Gegeven opdracht :: Hernoem in de hele lijst "Leave a message" naar "Stuur ons een bericht" en geef alle regels alsjeblieft opnieuw, verder ongewijzigd.

Geëxtraheerde vermeldingen ::
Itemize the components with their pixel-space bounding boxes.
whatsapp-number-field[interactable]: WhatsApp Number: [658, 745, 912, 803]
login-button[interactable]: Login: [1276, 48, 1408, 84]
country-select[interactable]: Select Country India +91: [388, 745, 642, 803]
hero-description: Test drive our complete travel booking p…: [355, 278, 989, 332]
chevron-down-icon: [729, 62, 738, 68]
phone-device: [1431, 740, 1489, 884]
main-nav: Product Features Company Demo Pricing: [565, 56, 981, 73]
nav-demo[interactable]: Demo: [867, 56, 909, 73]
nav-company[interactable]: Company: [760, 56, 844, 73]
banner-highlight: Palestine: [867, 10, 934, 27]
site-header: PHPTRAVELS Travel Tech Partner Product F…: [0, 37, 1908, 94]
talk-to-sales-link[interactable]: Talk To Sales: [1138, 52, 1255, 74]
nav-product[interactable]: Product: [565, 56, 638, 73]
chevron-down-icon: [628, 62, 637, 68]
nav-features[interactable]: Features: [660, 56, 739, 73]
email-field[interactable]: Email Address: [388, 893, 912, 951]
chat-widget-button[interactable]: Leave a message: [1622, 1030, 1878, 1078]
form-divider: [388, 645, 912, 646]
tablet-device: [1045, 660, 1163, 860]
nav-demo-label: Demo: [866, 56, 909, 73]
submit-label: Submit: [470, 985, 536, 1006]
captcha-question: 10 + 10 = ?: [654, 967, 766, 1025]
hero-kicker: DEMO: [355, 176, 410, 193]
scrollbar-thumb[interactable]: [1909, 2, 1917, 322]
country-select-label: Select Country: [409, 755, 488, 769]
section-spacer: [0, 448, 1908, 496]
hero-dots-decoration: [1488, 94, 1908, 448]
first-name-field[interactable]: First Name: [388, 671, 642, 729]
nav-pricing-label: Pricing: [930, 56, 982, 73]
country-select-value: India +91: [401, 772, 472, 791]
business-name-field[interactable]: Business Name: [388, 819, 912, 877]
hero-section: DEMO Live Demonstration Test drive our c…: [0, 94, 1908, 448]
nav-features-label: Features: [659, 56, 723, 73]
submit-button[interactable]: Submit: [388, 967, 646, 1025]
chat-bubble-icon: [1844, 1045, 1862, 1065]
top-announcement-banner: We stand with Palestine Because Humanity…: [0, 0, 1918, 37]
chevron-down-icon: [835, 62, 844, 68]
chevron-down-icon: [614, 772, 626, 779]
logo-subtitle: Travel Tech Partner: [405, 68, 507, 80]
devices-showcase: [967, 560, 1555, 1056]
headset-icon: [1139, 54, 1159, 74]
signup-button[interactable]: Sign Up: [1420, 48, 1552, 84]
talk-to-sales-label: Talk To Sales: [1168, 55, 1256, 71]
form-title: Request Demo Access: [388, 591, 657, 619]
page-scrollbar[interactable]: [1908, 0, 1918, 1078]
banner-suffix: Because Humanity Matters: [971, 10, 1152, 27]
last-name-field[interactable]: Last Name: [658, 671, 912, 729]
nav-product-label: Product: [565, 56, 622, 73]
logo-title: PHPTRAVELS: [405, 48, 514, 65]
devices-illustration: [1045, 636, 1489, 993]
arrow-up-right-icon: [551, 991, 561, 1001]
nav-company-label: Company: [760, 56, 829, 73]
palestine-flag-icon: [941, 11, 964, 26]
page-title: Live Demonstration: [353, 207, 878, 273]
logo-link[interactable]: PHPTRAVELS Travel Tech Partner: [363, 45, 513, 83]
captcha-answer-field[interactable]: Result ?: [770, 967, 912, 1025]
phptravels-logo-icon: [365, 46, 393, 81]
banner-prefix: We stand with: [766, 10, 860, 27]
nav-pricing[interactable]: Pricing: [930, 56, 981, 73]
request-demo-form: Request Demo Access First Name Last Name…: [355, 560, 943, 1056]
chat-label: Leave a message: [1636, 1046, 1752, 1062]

Uitgewerkt antwoord ::
Itemize the components with their pixel-space bounding boxes.
whatsapp-number-field[interactable]: WhatsApp Number: [658, 745, 912, 803]
login-button[interactable]: Login: [1276, 48, 1408, 84]
country-select[interactable]: Select Country India +91: [388, 745, 642, 803]
hero-description: Test drive our complete travel booking p…: [355, 278, 989, 332]
chevron-down-icon: [729, 62, 738, 68]
phone-device: [1431, 740, 1489, 884]
main-nav: Product Features Company Demo Pricing: [565, 56, 981, 73]
nav-demo[interactable]: Demo: [867, 56, 909, 73]
nav-company[interactable]: Company: [760, 56, 844, 73]
banner-highlight: Palestine: [867, 10, 934, 27]
site-header: PHPTRAVELS Travel Tech Partner Product F…: [0, 37, 1908, 94]
talk-to-sales-link[interactable]: Talk To Sales: [1138, 52, 1255, 74]
nav-product[interactable]: Product: [565, 56, 638, 73]
chevron-down-icon: [628, 62, 637, 68]
nav-features[interactable]: Features: [660, 56, 739, 73]
email-field[interactable]: Email Address: [388, 893, 912, 951]
chat-widget-button[interactable]: Stuur ons een bericht: [1622, 1030, 1878, 1078]
form-divider: [388, 645, 912, 646]
tablet-device: [1045, 660, 1163, 860]
nav-demo-label: Demo: [866, 56, 909, 73]
submit-label: Submit: [470, 985, 536, 1006]
captcha-question: 10 + 10 = ?: [654, 967, 766, 1025]
hero-kicker: DEMO: [355, 176, 410, 193]
scrollbar-thumb[interactable]: [1909, 2, 1917, 322]
country-select-label: Select Country: [409, 755, 488, 769]
section-spacer: [0, 448, 1908, 496]
hero-dots-decoration: [1488, 94, 1908, 448]
first-name-field[interactable]: First Name: [388, 671, 642, 729]
nav-pricing-label: Pricing: [930, 56, 982, 73]
country-select-value: India +91: [401, 772, 472, 791]
business-name-field[interactable]: Business Name: [388, 819, 912, 877]
hero-section: DEMO Live Demonstration Test drive our c…: [0, 94, 1908, 448]
nav-features-label: Features: [659, 56, 723, 73]
submit-button[interactable]: Submit: [388, 967, 646, 1025]
chat-bubble-icon: [1844, 1045, 1862, 1065]
top-announcement-banner: We stand with Palestine Because Humanity…: [0, 0, 1918, 37]
chevron-down-icon: [835, 62, 844, 68]
chevron-down-icon: [614, 772, 626, 779]
logo-subtitle: Travel Tech Partner: [405, 68, 507, 80]
devices-showcase: [967, 560, 1555, 1056]
headset-icon: [1139, 54, 1159, 74]
signup-button[interactable]: Sign Up: [1420, 48, 1552, 84]
talk-to-sales-label: Talk To Sales: [1168, 55, 1256, 71]
form-title: Request Demo Access: [388, 591, 657, 619]
page-scrollbar[interactable]: [1908, 0, 1918, 1078]
banner-suffix: Because Humanity Matters: [971, 10, 1152, 27]
last-name-field[interactable]: Last Name: [658, 671, 912, 729]
nav-product-label: Product: [565, 56, 622, 73]
logo-title: PHPTRAVELS: [405, 48, 514, 65]
devices-illustration: [1045, 636, 1489, 993]
arrow-up-right-icon: [551, 991, 561, 1001]
nav-company-label: Company: [760, 56, 829, 73]
palestine-flag-icon: [941, 11, 964, 26]
page-title: Live Demonstration: [353, 207, 878, 273]
logo-link[interactable]: PHPTRAVELS Travel Tech Partner: [363, 45, 513, 83]
captcha-answer-field[interactable]: Result ?: [770, 967, 912, 1025]
phptravels-logo-icon: [365, 46, 393, 81]
banner-prefix: We stand with: [766, 10, 860, 27]
nav-pricing[interactable]: Pricing: [930, 56, 981, 73]
request-demo-form: Request Demo Access First Name Last Name…: [355, 560, 943, 1056]
chat-label: Stuur ons een bericht: [1636, 1046, 1752, 1062]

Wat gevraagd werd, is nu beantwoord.